▶ _TO DO_: Repeat exactly the lines from the line containing "What does this" to the last line of the listing, including both.

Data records
# # # # # # #
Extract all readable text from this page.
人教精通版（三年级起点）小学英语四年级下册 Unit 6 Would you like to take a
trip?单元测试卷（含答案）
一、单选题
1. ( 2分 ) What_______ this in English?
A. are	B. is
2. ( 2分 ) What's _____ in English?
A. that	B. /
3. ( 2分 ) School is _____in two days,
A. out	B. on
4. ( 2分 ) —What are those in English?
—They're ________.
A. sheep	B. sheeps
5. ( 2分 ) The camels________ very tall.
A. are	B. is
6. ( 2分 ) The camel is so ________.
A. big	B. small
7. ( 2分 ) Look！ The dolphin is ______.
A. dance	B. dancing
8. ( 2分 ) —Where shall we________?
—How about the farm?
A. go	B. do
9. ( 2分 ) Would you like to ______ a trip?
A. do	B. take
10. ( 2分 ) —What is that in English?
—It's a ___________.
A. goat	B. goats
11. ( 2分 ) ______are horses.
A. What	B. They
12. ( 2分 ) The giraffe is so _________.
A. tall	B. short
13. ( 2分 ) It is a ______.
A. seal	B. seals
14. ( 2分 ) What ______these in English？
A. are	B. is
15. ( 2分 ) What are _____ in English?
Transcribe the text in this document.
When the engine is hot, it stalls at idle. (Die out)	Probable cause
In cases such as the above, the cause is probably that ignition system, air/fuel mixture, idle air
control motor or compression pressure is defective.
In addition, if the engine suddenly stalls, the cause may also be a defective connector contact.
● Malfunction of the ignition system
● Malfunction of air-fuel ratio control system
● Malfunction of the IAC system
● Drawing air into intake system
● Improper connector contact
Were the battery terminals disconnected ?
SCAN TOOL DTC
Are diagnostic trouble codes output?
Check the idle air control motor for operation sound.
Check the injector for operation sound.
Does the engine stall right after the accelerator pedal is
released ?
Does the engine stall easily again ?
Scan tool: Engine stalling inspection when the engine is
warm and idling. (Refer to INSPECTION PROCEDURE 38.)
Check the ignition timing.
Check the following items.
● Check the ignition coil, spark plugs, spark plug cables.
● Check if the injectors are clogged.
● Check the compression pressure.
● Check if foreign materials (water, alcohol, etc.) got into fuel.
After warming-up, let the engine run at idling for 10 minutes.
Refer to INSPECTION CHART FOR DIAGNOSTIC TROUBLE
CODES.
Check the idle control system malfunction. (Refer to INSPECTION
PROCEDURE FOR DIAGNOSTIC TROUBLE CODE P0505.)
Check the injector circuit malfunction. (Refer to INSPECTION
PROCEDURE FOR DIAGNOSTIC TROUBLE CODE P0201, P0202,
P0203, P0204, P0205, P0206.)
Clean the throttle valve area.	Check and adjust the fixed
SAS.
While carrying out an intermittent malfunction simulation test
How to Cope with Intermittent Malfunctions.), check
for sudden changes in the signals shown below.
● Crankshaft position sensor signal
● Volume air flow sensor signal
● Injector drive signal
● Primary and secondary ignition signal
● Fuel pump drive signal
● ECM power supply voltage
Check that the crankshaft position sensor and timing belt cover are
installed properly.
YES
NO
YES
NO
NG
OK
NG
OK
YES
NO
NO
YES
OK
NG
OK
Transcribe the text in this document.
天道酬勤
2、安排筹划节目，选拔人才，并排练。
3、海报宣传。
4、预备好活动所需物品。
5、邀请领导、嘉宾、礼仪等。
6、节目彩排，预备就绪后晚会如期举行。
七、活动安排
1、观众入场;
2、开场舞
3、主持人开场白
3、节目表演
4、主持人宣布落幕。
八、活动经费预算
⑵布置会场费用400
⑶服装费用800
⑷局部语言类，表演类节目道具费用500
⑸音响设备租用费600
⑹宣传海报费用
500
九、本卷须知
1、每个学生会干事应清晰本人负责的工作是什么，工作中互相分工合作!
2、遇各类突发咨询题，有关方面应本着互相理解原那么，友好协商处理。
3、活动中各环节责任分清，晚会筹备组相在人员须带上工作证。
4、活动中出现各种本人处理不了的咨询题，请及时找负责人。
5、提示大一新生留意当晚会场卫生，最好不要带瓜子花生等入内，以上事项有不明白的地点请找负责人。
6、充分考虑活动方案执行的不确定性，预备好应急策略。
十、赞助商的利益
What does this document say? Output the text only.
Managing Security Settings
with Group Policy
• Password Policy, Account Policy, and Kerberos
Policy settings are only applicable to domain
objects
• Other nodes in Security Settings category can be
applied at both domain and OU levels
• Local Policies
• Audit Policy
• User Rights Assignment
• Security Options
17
# # # # # # #
▶ _EXERCISE RESPONSE_:
What does this document say? Output the text only.
Managing Security Settings
with Group Policy
• Password Policy, Account Policy, and Kerberos
Policy settings are only applicable to domain
objects
• Other nodes in Security Settings category can be
applied at both domain and OU levels
• Local Policies
• Audit Policy
• User Rights Assignment
• Security Options
17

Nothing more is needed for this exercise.